§ **Goal**
Locate all lines with the word "Solar" and copy them out.

§ **Given records**
☆ ☆ ☆ ☆ ☆

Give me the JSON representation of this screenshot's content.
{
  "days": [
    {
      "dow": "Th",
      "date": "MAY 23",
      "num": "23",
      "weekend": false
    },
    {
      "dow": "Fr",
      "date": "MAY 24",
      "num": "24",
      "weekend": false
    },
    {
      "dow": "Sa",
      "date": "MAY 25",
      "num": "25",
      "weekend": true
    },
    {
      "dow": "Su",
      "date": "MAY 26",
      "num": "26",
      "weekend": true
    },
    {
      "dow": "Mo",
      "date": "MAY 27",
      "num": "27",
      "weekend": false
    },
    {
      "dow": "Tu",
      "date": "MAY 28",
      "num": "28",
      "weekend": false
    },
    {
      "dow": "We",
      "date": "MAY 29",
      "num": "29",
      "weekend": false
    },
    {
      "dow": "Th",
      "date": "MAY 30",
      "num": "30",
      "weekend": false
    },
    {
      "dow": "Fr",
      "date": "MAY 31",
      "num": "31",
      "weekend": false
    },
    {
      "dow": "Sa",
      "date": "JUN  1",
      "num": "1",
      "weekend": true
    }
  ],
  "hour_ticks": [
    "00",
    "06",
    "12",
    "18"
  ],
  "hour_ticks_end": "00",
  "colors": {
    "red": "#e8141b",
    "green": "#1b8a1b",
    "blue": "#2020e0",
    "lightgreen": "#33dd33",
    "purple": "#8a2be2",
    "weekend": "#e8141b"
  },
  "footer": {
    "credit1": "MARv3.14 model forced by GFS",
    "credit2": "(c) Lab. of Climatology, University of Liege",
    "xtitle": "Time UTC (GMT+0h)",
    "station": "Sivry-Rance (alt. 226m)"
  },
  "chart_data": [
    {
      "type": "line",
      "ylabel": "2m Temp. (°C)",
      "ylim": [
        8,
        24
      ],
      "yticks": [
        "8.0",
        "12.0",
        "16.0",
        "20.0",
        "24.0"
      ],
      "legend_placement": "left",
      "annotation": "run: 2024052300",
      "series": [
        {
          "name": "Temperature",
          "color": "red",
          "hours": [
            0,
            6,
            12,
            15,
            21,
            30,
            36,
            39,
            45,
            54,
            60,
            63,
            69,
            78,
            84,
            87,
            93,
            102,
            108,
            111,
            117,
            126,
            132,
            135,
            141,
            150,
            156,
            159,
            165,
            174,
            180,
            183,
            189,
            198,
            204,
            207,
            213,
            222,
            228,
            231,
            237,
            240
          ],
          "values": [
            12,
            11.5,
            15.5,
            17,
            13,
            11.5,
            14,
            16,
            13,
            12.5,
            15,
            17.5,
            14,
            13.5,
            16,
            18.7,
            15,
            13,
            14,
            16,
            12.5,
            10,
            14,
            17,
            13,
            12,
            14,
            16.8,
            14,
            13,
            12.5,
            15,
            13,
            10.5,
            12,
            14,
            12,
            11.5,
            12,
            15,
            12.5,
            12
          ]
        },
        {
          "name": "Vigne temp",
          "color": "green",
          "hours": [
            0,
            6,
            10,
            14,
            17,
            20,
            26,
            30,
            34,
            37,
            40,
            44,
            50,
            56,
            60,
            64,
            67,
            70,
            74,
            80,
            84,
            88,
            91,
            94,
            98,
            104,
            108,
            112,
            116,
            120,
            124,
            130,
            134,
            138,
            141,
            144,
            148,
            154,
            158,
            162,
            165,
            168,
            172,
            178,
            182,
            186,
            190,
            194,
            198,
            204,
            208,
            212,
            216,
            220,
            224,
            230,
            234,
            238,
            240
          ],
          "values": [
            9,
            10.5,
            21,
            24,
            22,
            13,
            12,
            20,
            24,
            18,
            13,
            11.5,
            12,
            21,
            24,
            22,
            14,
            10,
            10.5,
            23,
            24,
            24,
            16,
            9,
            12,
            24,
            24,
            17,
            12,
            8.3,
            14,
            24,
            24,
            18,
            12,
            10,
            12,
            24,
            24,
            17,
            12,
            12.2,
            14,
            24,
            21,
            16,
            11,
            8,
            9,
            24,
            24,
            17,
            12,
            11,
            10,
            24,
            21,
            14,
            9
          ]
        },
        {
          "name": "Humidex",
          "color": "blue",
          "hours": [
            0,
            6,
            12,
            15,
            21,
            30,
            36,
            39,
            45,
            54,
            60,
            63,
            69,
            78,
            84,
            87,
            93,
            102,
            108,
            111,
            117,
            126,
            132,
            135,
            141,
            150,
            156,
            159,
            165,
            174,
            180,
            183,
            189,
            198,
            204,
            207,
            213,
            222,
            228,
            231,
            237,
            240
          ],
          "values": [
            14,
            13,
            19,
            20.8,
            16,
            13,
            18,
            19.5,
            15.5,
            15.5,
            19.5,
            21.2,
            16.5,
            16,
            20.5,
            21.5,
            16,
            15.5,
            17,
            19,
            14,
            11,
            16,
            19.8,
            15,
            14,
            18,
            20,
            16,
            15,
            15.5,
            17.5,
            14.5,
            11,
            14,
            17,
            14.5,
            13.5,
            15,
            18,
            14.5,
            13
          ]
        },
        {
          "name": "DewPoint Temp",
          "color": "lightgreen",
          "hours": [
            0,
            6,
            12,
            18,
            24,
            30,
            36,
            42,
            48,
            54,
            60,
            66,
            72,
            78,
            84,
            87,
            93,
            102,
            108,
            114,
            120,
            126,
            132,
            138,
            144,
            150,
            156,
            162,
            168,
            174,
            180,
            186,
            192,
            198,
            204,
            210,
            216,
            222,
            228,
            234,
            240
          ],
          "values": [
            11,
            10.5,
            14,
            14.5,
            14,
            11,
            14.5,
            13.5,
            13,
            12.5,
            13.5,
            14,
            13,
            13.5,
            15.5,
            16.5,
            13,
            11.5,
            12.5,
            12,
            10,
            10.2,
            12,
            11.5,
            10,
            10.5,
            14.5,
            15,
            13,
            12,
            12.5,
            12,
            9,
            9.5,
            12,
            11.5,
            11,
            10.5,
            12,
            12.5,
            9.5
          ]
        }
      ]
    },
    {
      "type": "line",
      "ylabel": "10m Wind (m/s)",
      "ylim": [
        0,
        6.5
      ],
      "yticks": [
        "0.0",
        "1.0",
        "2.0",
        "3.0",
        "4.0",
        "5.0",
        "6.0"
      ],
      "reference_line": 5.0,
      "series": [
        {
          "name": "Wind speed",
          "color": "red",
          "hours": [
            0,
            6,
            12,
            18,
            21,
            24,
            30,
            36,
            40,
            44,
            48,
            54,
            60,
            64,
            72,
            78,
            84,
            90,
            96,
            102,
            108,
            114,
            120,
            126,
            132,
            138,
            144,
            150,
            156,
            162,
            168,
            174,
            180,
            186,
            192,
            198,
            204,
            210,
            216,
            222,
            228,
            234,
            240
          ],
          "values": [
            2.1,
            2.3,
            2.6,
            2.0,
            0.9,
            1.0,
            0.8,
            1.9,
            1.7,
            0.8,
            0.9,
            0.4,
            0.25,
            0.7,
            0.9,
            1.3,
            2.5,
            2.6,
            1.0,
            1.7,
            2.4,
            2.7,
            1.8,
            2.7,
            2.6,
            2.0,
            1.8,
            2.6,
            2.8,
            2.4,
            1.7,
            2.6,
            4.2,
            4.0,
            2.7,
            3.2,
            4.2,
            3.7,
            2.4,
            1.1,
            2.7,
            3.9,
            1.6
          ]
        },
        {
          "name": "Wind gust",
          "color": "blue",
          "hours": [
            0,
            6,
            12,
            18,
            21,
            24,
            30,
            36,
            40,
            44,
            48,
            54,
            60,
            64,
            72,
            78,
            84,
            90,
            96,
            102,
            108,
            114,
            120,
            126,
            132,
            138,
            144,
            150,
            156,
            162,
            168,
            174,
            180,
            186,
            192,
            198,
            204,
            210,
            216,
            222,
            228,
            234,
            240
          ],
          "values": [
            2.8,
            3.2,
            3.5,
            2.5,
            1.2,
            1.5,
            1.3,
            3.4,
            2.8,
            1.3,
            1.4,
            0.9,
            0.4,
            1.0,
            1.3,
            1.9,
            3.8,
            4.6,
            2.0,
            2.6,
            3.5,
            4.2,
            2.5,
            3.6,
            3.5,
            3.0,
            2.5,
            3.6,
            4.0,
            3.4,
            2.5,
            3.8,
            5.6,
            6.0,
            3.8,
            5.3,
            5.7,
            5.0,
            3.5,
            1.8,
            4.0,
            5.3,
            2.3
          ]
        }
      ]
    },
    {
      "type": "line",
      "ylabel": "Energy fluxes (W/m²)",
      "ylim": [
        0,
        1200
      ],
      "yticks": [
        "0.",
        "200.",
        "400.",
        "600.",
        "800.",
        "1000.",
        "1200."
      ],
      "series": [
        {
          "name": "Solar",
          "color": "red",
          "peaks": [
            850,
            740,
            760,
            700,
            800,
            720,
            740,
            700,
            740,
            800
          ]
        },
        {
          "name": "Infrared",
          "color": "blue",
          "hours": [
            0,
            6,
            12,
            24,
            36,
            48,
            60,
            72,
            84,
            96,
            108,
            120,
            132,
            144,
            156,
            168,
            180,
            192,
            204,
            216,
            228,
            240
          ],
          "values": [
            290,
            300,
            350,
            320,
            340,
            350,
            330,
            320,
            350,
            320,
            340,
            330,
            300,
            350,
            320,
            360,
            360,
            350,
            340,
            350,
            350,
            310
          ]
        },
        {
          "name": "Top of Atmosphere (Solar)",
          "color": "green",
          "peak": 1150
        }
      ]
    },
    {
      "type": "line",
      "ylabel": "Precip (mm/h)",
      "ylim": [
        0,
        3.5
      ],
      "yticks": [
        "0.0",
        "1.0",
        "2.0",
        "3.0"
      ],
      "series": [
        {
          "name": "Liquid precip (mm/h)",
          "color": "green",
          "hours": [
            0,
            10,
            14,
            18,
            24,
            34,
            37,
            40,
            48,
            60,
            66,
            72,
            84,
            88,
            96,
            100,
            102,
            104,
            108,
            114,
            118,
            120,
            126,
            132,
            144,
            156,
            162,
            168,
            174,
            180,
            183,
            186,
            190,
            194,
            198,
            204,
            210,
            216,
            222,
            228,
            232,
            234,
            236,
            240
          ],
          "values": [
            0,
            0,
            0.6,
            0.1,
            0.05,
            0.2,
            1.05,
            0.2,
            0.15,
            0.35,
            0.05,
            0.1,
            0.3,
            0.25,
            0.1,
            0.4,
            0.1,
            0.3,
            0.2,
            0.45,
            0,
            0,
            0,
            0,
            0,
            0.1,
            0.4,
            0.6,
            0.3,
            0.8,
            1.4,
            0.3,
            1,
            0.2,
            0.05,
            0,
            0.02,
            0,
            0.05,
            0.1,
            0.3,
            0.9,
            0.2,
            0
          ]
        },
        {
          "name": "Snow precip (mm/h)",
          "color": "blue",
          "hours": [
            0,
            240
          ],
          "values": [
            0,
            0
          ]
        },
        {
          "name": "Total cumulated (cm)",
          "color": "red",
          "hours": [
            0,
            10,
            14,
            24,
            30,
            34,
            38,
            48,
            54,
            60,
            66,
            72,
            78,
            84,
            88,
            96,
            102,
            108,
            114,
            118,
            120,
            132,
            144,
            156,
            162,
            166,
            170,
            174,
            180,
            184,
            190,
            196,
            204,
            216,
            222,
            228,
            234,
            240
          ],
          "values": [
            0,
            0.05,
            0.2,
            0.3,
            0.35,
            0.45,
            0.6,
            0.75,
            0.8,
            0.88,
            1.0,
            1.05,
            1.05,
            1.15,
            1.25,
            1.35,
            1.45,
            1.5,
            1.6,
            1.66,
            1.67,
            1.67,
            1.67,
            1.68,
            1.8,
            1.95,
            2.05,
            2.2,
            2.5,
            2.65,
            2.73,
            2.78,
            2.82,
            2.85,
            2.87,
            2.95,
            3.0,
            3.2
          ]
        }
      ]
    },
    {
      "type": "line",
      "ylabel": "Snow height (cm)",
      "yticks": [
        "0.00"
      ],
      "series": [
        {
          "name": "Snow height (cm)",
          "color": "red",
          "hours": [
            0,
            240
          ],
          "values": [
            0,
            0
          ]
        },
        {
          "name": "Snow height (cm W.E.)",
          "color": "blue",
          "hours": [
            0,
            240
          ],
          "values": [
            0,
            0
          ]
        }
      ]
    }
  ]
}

☆ ☆ ☆ ☆ ☆

§ **Problem solution**
          "name": "Solar",
          "name": "Top of Atmosphere (Solar)",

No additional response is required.